─── TEXT SEGMENT

Late Monday night, Michael Flynn, the National Security Advisor to the Trump Administration, stepped down from his post. Here are 4 quick things you need to know about the situation.
1. The Scandal
Michael Flynn, up until Monday, was the National Security Advisor for Donald. J. Trump. A few weeks ago, reports surfaced that indicated that Flynn had talked to the Russian Ambassador about sanctions before Trump was inaugurated, meaning he was still only a private citizen. Flynn denied that the sanctions were mentioned in the conversation, and an investigation was started. Prominent White House officials from KellyAnne Conway to Vice President Pence showed their support for him initially, however, this Monday Flynn resigned, prompting the assumption that he did in fact talk about sanctions with the Russian Ambassador before he was in his position.
2. Why is this a big deal?
It is illegal for private citizens to discuss foreign policy with foreign diplomats. And, since Flynn had these calls with the Russian Ambassadors without being in office yet, his actions were technically illegal. These were not only illegal but also an ethics violation; something critics say can open up the door for a disregard for diplomatic rules.

──────

▶ WHAT TO DO
1. Do these statements agree with the article on Michael Flynn's resignation? Answer yes or no for each, quoting the words of the text that decide it.
(a) Flynn left his post late on a Monday night.
(b) Flynn admitted that sanctions came up in his talk with the Russian Ambassador.
(c) The article says private citizens may lawfully discuss foreign policy with foreign diplomats.
2. From the article on Michael Flynn's resignation, write out the stretch from "It is illegal" through "for diplomatic rules.".
3. Answer these questions using the article on Michael Flynn's resignation.
(a) With whom did Flynn reportedly talk about sanctions?
(b) Which two White House officials are named as first showing support for Flynn?
(c) Besides illegal, what else does the article call Flynn's actions?

─── EXCERPTED RECORDS

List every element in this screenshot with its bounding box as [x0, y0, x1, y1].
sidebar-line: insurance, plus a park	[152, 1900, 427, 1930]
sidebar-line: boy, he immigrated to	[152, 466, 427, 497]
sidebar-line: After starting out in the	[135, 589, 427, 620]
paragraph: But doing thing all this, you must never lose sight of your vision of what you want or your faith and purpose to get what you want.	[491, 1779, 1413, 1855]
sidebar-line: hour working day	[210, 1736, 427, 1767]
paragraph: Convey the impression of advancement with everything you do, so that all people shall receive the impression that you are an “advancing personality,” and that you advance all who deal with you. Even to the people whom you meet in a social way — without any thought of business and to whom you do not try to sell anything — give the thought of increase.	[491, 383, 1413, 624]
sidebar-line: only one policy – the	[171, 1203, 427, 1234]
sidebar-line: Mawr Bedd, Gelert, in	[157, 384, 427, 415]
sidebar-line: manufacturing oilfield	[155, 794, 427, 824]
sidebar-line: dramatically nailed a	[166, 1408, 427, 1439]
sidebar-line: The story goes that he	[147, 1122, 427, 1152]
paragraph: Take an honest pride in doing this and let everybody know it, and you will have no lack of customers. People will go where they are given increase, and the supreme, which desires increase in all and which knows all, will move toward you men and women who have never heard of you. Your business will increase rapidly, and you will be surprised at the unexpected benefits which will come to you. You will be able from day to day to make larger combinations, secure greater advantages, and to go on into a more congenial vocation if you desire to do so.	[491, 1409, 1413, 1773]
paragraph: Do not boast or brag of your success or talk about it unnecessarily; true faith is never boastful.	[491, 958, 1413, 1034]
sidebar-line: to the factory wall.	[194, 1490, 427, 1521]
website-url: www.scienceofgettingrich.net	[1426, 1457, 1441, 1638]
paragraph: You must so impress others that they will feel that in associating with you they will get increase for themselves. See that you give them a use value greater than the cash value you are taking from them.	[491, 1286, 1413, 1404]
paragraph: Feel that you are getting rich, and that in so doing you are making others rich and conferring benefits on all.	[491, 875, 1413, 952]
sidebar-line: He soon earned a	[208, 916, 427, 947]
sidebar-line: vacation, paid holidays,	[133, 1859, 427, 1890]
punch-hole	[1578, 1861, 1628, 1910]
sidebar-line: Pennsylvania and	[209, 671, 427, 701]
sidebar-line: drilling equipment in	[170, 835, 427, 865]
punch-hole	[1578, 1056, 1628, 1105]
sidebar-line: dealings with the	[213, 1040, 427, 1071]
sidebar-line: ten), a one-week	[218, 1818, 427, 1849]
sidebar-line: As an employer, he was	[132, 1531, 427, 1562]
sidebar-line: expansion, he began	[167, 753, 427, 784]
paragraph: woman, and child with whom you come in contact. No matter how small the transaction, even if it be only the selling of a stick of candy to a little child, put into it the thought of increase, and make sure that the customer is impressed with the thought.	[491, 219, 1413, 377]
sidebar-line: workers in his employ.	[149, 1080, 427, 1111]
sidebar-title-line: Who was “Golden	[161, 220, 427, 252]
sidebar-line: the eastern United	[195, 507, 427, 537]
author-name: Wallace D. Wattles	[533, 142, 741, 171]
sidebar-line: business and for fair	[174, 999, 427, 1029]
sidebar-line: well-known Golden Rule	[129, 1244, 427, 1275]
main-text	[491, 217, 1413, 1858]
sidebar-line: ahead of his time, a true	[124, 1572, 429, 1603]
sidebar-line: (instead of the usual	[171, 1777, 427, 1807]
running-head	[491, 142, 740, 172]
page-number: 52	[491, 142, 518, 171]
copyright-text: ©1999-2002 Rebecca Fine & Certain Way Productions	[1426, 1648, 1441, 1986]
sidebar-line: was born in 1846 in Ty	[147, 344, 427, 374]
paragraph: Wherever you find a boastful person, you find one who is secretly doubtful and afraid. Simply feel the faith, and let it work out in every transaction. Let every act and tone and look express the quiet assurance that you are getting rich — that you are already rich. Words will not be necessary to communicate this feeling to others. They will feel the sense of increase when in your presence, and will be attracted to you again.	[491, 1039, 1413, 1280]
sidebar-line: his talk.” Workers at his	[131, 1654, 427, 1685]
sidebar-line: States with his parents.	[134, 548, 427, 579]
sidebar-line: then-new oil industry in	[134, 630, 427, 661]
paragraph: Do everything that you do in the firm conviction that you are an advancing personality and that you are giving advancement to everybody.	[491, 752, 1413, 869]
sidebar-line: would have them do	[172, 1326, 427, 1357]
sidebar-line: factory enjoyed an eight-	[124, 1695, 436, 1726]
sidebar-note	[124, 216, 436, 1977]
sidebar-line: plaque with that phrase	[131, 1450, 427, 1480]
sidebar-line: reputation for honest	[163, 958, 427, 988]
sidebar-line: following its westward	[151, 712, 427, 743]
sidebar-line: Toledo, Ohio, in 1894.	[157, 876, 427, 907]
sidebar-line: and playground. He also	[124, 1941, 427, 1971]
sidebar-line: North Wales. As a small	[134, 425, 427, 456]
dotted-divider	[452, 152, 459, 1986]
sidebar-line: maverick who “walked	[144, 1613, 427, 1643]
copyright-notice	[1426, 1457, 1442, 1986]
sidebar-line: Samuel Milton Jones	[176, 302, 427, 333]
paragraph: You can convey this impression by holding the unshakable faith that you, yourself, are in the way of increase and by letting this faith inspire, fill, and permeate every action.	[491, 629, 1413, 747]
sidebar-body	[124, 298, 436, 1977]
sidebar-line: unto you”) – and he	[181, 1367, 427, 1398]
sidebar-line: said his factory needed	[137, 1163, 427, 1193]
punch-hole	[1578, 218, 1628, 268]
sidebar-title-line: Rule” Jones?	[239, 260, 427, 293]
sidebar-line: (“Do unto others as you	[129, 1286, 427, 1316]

──────

▶ SOLUTIONS
1.
(a) Yes: "Late Monday night, Michael Flynn, the National Security Advisor to the Trump Administration, stepped down from his post."
(b) No: "Flynn denied that the sanctions were mentioned in the conversation"
(c) No: "It is illegal for private citizens to discuss foreign policy with foreign diplomats."

2.
It is illegal for private citizens to discuss foreign policy with foreign diplomats. And, since Flynn had these calls with the Russian Ambassadors without being in office yet, his actions were technically illegal. These were not only illegal but also an ethics violation; something critics say can open up the door for a disregard for diplomatic rules.

3.
(a) The Russian Ambassador
(b) KellyAnne Conway and Vice President Pence
(c) An ethics violation